Element box listing:
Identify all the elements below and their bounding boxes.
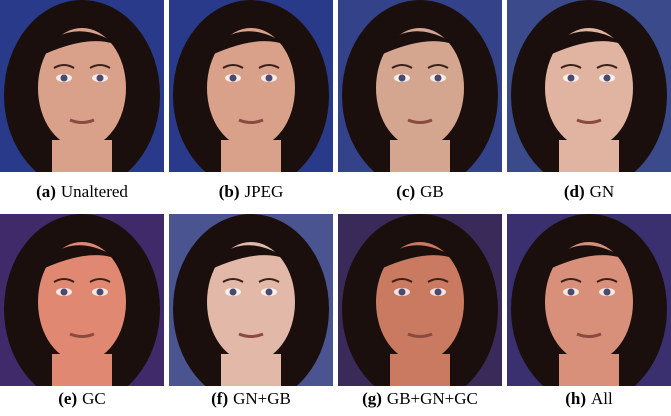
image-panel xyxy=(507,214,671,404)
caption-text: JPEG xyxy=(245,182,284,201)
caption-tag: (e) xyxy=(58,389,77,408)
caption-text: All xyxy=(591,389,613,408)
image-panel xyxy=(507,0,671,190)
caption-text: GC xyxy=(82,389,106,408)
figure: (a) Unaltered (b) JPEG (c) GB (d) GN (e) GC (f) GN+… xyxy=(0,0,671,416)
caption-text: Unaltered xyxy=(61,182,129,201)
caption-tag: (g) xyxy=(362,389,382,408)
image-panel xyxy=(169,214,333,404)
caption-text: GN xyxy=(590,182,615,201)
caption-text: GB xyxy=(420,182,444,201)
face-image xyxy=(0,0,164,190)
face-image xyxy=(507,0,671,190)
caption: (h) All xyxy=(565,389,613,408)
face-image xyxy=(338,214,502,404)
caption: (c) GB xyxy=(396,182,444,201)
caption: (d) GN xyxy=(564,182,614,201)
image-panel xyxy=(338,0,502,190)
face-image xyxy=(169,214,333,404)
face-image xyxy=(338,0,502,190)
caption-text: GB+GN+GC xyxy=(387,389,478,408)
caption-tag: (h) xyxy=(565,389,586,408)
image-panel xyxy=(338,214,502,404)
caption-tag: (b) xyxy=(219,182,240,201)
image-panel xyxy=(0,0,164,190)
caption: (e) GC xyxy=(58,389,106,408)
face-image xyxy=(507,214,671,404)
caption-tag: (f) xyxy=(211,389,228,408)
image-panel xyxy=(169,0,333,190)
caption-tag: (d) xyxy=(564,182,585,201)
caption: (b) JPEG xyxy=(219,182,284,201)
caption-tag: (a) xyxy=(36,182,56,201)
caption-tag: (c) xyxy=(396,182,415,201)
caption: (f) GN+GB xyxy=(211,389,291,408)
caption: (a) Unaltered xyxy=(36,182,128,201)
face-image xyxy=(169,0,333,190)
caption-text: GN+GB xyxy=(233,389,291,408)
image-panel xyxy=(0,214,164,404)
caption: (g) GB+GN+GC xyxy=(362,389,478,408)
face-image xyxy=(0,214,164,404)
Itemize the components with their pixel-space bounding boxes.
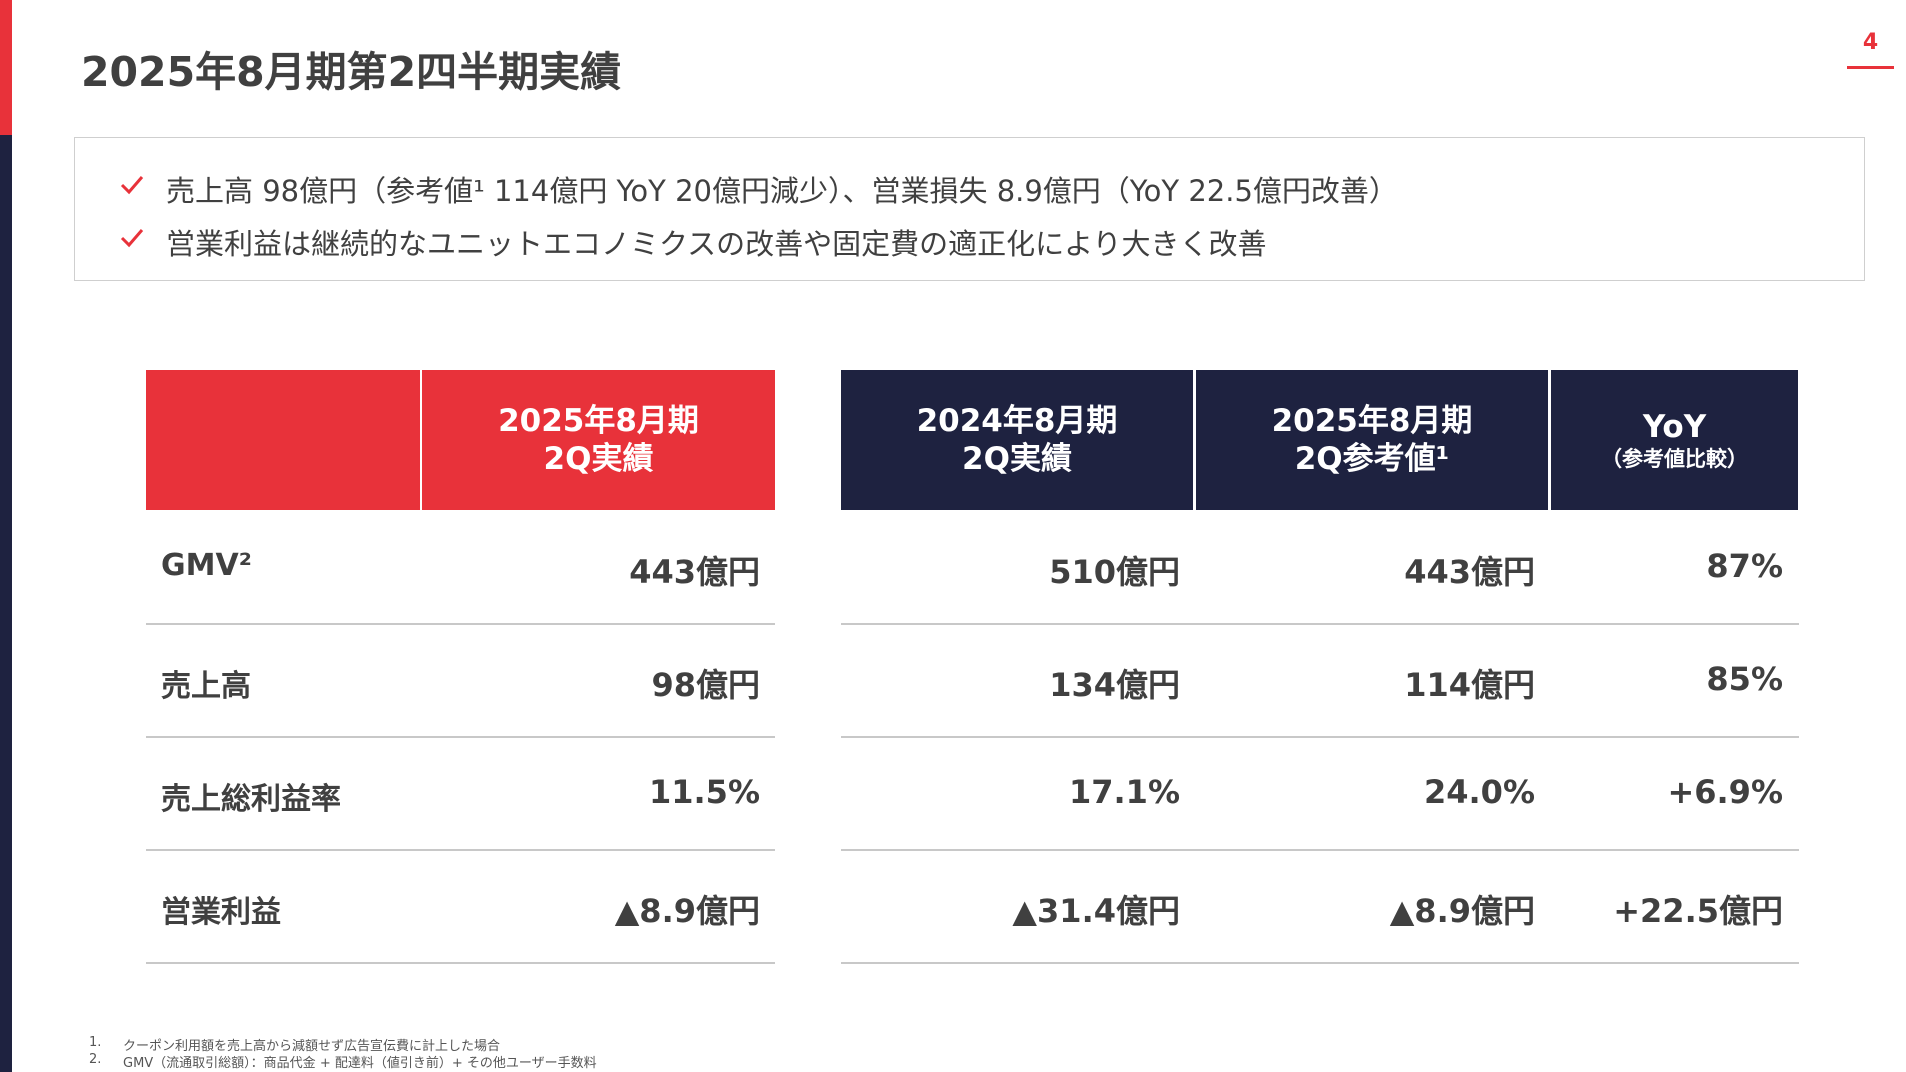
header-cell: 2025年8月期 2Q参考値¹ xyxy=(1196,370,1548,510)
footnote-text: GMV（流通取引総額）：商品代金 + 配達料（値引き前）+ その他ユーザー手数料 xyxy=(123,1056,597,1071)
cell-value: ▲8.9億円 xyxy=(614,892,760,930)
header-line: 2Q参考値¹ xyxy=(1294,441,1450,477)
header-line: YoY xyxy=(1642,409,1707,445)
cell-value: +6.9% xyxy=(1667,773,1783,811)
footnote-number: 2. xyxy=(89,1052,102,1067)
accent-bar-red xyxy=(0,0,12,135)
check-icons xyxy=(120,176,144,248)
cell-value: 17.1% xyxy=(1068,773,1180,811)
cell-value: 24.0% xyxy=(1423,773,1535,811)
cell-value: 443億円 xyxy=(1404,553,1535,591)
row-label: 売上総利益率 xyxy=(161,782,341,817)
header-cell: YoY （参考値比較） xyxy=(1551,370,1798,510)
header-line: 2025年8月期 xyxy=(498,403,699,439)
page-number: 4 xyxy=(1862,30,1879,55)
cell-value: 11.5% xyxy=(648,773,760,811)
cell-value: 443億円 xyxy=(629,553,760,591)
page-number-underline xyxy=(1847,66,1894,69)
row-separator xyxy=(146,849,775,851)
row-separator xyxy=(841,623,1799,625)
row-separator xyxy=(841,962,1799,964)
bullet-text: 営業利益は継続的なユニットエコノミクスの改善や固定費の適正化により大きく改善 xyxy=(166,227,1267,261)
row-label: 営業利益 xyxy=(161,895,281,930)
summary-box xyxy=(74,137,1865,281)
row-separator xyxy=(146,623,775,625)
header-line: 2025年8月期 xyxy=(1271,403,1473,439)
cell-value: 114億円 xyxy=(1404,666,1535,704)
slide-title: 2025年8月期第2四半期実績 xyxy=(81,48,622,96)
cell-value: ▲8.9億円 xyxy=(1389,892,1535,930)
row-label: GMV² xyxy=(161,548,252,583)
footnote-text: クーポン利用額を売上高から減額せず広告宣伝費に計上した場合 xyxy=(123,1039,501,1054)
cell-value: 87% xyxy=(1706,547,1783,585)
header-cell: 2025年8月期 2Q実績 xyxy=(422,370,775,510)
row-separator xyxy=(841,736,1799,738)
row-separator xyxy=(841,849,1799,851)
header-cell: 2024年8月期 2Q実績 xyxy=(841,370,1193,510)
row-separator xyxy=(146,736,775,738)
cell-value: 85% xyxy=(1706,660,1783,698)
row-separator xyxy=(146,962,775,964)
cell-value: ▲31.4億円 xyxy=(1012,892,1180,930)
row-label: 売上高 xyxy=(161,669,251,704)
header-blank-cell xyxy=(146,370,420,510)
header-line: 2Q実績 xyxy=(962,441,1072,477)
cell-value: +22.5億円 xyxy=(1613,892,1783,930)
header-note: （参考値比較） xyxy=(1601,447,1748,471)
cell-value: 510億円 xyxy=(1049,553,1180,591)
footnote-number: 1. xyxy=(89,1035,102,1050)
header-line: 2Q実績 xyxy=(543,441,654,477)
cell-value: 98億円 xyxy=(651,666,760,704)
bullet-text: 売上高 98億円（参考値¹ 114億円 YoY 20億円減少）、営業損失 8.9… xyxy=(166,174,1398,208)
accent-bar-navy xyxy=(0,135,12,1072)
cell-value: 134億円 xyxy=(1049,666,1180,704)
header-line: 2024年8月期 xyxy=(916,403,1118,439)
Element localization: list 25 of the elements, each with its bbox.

* * *

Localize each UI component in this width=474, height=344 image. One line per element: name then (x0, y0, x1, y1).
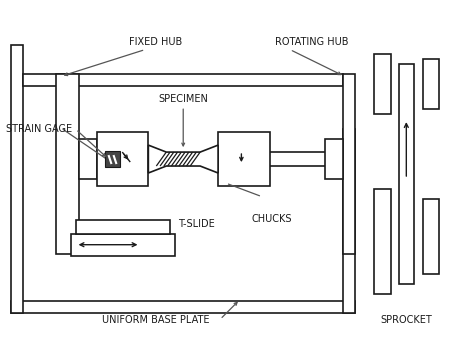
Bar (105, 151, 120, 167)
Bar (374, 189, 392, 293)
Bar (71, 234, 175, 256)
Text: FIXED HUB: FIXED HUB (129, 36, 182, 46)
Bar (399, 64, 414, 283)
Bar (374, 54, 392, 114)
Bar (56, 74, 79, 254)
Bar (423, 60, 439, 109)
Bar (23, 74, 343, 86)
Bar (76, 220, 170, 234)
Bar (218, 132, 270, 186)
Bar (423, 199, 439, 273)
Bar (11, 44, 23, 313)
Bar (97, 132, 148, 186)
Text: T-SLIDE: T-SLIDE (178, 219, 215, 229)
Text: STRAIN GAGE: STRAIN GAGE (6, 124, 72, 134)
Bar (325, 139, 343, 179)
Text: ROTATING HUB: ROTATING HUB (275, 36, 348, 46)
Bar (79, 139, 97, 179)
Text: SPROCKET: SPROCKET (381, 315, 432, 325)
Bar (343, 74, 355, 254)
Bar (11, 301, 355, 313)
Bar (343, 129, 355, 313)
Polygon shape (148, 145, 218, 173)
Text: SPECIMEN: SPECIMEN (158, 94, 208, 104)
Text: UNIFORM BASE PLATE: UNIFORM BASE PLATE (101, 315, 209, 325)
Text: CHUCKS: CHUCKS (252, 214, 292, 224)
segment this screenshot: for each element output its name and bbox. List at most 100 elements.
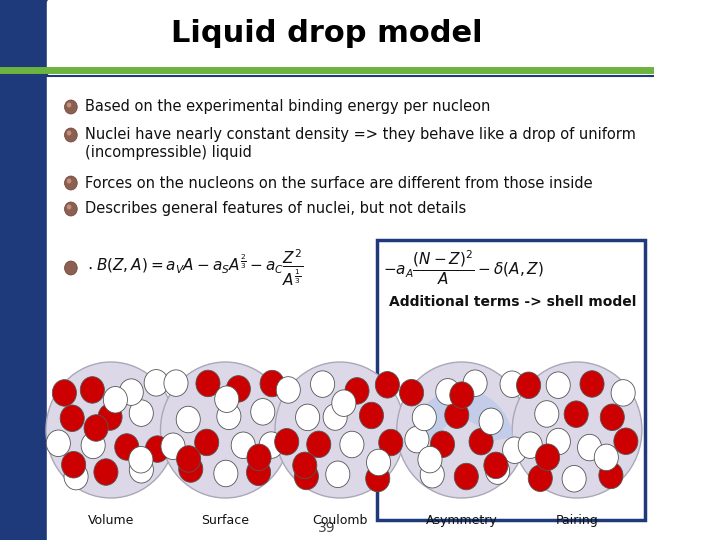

:: Short problem ::
Return everything in the listing from the line containing "Identify all the" down to the line containing "face-image xyxy=(0,214,164,404)", both included, repeating each line exactly. Leave the pictures out of your answer.

:: The response ::
Identify all the elements below and their bounding boxes.
image-panel xyxy=(507,214,671,404)
caption-text: JPEG xyxy=(245,182,284,201)
caption-tag: (e) xyxy=(58,389,77,408)
caption-text: All xyxy=(591,389,613,408)
image-panel xyxy=(507,0,671,190)
caption-text: GC xyxy=(82,389,106,408)
figure: (a) Unaltered (b) JPEG (c) GB (d) GN (e) GC (f) GN+… xyxy=(0,0,671,416)
caption-text: Unaltered xyxy=(61,182,129,201)
caption-tag: (g) xyxy=(362,389,382,408)
image-panel xyxy=(169,214,333,404)
caption-text: GN xyxy=(590,182,615,201)
caption-text: GB xyxy=(420,182,444,201)
face-image xyxy=(0,0,164,190)
face-image xyxy=(507,0,671,190)
caption: (h) All xyxy=(565,389,613,408)
face-image xyxy=(338,214,502,404)
caption: (c) GB xyxy=(396,182,444,201)
caption: (d) GN xyxy=(564,182,614,201)
image-panel xyxy=(338,0,502,190)
face-image xyxy=(169,214,333,404)
face-image xyxy=(338,0,502,190)
caption-text: GB+GN+GC xyxy=(387,389,478,408)
caption-tag: (h) xyxy=(565,389,586,408)
image-panel xyxy=(338,214,502,404)
caption-tag: (b) xyxy=(219,182,240,201)
image-panel xyxy=(0,0,164,190)
caption: (e) GC xyxy=(58,389,106,408)
face-image xyxy=(507,214,671,404)
caption-tag: (f) xyxy=(211,389,228,408)
image-panel xyxy=(169,0,333,190)
caption-tag: (d) xyxy=(564,182,585,201)
caption: (b) JPEG xyxy=(219,182,284,201)
caption-tag: (a) xyxy=(36,182,56,201)
caption-tag: (c) xyxy=(396,182,415,201)
caption: (f) GN+GB xyxy=(211,389,291,408)
caption: (a) Unaltered xyxy=(36,182,128,201)
face-image xyxy=(169,0,333,190)
caption-text: GN+GB xyxy=(233,389,291,408)
image-panel xyxy=(0,214,164,404)
caption: (g) GB+GN+GC xyxy=(362,389,478,408)
face-image xyxy=(0,214,164,404)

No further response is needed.